▸ CHALLENGE
Locate each line in the records containing "метода". Copy it.

▸ INFORMATION SHOWN
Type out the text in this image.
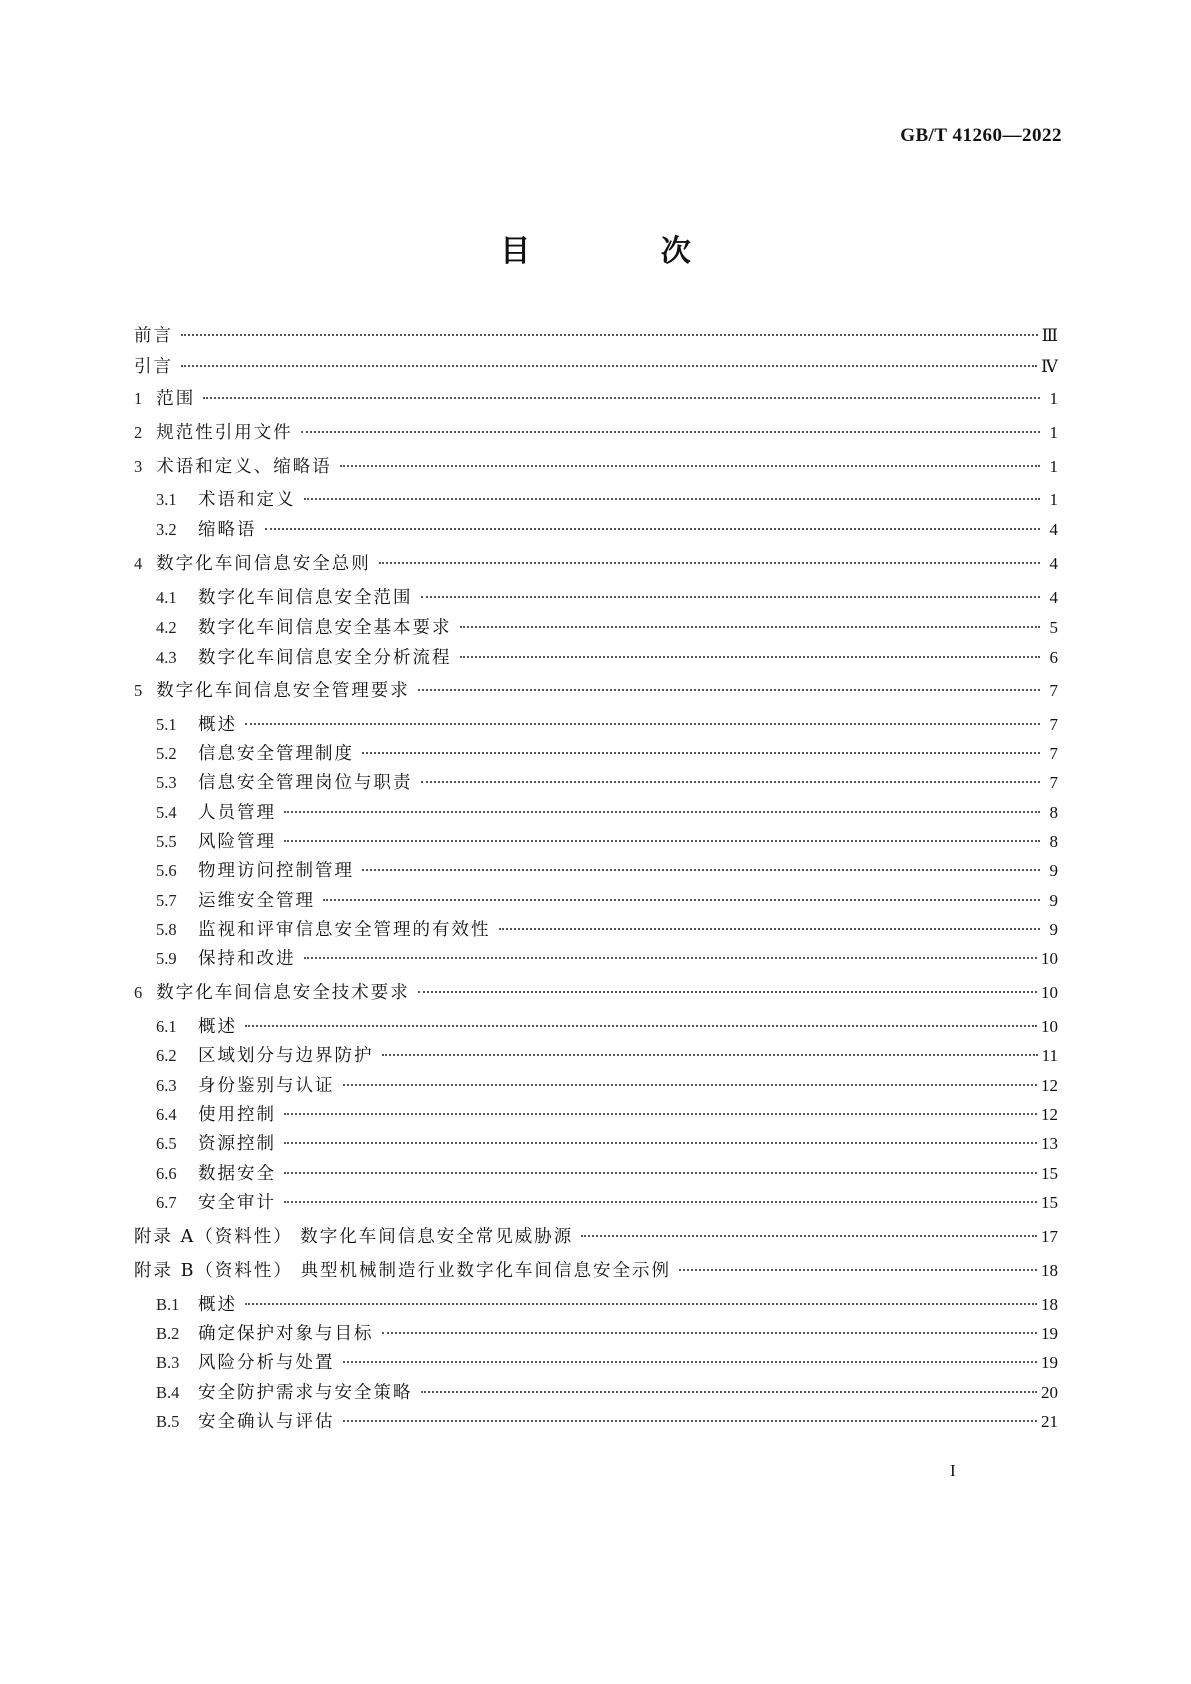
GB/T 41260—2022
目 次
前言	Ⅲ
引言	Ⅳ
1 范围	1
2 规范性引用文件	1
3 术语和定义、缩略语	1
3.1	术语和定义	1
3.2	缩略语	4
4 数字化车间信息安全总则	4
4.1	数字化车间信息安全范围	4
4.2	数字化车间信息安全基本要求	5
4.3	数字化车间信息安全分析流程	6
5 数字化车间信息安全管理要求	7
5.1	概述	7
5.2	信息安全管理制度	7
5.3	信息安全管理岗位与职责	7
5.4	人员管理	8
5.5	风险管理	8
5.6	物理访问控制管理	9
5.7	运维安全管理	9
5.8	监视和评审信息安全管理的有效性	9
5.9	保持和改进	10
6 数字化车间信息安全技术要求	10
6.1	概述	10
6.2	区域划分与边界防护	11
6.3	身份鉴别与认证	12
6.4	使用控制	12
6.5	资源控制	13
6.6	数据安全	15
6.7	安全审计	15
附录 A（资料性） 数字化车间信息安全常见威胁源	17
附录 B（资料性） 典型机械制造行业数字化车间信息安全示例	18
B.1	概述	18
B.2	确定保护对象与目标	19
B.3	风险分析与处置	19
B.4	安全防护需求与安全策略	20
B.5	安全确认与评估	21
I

--

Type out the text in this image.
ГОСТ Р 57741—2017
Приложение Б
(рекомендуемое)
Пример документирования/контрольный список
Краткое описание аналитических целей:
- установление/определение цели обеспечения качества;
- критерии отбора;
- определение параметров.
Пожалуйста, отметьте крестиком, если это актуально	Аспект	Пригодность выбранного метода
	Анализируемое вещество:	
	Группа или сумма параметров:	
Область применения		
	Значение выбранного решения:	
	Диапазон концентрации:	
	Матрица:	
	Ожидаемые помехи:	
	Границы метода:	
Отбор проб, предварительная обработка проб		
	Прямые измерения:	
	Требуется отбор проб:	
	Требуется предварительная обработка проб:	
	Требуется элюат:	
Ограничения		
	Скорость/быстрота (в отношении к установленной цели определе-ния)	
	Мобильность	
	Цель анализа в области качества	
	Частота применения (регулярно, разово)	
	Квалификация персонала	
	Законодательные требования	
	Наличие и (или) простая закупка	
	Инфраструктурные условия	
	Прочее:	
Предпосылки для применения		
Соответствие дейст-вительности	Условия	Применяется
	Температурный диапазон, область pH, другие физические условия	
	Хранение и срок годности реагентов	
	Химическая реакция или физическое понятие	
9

▸ ANSWER BELOW
Пожалуйста, отметьте крестиком, если это актуально	Аспект	Пригодность выбранного метода
	Границы метода:	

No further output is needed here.